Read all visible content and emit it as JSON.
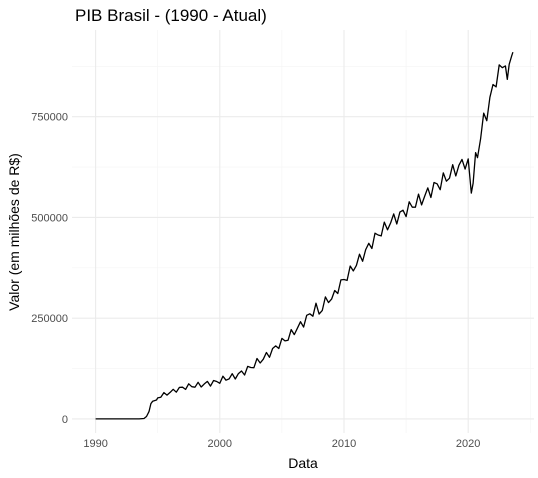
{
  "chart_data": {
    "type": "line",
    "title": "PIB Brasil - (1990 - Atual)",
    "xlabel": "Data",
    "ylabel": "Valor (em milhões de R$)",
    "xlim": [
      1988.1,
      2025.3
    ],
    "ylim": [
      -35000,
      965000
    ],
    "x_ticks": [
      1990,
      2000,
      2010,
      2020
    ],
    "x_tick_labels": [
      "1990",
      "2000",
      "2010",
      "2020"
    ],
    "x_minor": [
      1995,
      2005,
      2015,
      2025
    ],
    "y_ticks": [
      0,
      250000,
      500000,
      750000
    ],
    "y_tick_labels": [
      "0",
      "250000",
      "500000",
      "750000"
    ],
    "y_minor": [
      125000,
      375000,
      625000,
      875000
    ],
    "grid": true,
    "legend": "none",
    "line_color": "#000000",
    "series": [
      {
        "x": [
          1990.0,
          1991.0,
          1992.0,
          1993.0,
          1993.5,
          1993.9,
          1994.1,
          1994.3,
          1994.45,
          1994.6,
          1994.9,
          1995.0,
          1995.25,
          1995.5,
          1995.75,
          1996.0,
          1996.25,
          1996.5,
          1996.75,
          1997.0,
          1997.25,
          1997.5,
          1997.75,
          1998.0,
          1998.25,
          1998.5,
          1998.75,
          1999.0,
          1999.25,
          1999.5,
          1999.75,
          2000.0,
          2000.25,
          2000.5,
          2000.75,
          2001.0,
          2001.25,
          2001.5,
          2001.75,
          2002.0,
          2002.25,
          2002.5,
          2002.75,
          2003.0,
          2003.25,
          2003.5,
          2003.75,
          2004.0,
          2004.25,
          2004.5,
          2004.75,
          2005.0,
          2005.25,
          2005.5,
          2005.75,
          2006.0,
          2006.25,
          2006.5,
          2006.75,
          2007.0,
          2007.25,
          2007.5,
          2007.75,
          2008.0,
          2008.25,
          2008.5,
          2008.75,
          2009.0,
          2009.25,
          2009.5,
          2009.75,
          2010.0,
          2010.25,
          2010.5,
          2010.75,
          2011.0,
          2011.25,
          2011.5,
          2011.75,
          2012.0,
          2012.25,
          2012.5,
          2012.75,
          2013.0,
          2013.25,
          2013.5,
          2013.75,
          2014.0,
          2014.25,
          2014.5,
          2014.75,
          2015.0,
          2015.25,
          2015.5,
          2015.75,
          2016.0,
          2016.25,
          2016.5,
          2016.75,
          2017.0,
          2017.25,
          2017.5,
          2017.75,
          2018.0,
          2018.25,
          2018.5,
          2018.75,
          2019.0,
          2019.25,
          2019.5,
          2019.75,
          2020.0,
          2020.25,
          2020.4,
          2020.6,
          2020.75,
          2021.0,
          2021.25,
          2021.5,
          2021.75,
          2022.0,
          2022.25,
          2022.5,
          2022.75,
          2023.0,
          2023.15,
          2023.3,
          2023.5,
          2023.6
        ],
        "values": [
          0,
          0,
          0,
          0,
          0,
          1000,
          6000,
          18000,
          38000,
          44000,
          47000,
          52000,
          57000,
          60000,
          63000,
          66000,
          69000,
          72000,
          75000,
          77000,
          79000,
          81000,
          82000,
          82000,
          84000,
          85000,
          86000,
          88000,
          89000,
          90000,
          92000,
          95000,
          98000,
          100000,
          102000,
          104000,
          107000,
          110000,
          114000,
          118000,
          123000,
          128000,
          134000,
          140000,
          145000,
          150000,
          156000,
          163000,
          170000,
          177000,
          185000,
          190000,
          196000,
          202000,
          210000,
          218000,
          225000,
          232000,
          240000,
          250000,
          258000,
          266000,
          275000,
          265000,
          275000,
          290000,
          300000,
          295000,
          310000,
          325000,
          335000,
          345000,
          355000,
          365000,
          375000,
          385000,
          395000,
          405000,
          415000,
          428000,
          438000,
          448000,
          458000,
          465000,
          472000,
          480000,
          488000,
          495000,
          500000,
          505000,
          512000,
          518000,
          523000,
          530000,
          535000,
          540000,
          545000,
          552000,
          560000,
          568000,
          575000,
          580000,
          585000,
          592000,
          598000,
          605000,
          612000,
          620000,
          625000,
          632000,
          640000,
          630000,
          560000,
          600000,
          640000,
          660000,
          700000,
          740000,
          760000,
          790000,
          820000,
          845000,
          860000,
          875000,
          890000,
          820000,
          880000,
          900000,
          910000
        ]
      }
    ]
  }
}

----------------

Copy the listing exactly. Any image in it stays out of the copy.

- [Response]
Read all visible content and emit it as JSON.
{
  "chart_data": {
    "type": "line",
    "title": "PIB Brasil - (1990 - Atual)",
    "xlabel": "Data",
    "ylabel": "Valor (em milhões de R$)",
    "xlim": [
      1988.1,
      2025.3
    ],
    "ylim": [
      -35000,
      965000
    ],
    "x_ticks": [
      1990,
      2000,
      2010,
      2020
    ],
    "x_tick_labels": [
      "1990",
      "2000",
      "2010",
      "2020"
    ],
    "x_minor": [
      1995,
      2005,
      2015,
      2025
    ],
    "y_ticks": [
      0,
      250000,
      500000,
      750000
    ],
    "y_tick_labels": [
      "0",
      "250000",
      "500000",
      "750000"
    ],
    "y_minor": [
      125000,
      375000,
      625000,
      875000
    ],
    "grid": true,
    "legend": "none",
    "line_color": "#000000",
    "series": [
      {
        "x": [
          1990.0,
          1991.0,
          1992.0,
          1993.0,
          1993.5,
          1993.9,
          1994.1,
          1994.3,
          1994.45,
          1994.6,
          1994.9,
          1995.0,
          1995.25,
          1995.5,
          1995.75,
          1996.0,
          1996.25,
          1996.5,
          1996.75,
          1997.0,
          1997.25,
          1997.5,
          1997.75,
          1998.0,
          1998.25,
          1998.5,
          1998.75,
          1999.0,
          1999.25,
          1999.5,
          1999.75,
          2000.0,
          2000.25,
          2000.5,
          2000.75,
          2001.0,
          2001.25,
          2001.5,
          2001.75,
          2002.0,
          2002.25,
          2002.5,
          2002.75,
          2003.0,
          2003.25,
          2003.5,
          2003.75,
          2004.0,
          2004.25,
          2004.5,
          2004.75,
          2005.0,
          2005.25,
          2005.5,
          2005.75,
          2006.0,
          2006.25,
          2006.5,
          2006.75,
          2007.0,
          2007.25,
          2007.5,
          2007.75,
          2008.0,
          2008.25,
          2008.5,
          2008.75,
          2009.0,
          2009.25,
          2009.5,
          2009.75,
          2010.0,
          2010.25,
          2010.5,
          2010.75,
          2011.0,
          2011.25,
          2011.5,
          2011.75,
          2012.0,
          2012.25,
          2012.5,
          2012.75,
          2013.0,
          2013.25,
          2013.5,
          2013.75,
          2014.0,
          2014.25,
          2014.5,
          2014.75,
          2015.0,
          2015.25,
          2015.5,
          2015.75,
          2016.0,
          2016.25,
          2016.5,
          2016.75,
          2017.0,
          2017.25,
          2017.5,
          2017.75,
          2018.0,
          2018.25,
          2018.5,
          2018.75,
          2019.0,
          2019.25,
          2019.5,
          2019.75,
          2020.0,
          2020.25,
          2020.4,
          2020.6,
          2020.75,
          2021.0,
          2021.25,
          2021.5,
          2021.75,
          2022.0,
          2022.25,
          2022.5,
          2022.75,
          2023.0,
          2023.15,
          2023.3,
          2023.5,
          2023.6
        ],
        "values": [
          0,
          0,
          0,
          0,
          0,
          1000,
          6000,
          18000,
          38000,
          44000,
          47000,
          52000,
          57000,
          60000,
          63000,
          66000,
          69000,
          72000,
          75000,
          77000,
          79000,
          81000,
          82000,
          82000,
          84000,
          85000,
          86000,
          88000,
          89000,
          90000,
          92000,
          95000,
          98000,
          100000,
          102000,
          104000,
          107000,
          110000,
          114000,
          118000,
          123000,
          128000,
          134000,
          140000,
          145000,
          150000,
          156000,
          163000,
          170000,
          177000,
          185000,
          190000,
          196000,
          202000,
          210000,
          218000,
          225000,
          232000,
          240000,
          250000,
          258000,
          266000,
          275000,
          265000,
          275000,
          290000,
          300000,
          295000,
          310000,
          325000,
          335000,
          345000,
          355000,
          365000,
          375000,
          385000,
          395000,
          405000,
          415000,
          428000,
          438000,
          448000,
          458000,
          465000,
          472000,
          480000,
          488000,
          495000,
          500000,
          505000,
          512000,
          518000,
          523000,
          530000,
          535000,
          540000,
          545000,
          552000,
          560000,
          568000,
          575000,
          580000,
          585000,
          592000,
          598000,
          605000,
          612000,
          620000,
          625000,
          632000,
          640000,
          630000,
          560000,
          600000,
          640000,
          660000,
          700000,
          740000,
          760000,
          790000,
          820000,
          845000,
          860000,
          875000,
          890000,
          820000,
          880000,
          900000,
          910000
        ]
      }
    ]
  }
}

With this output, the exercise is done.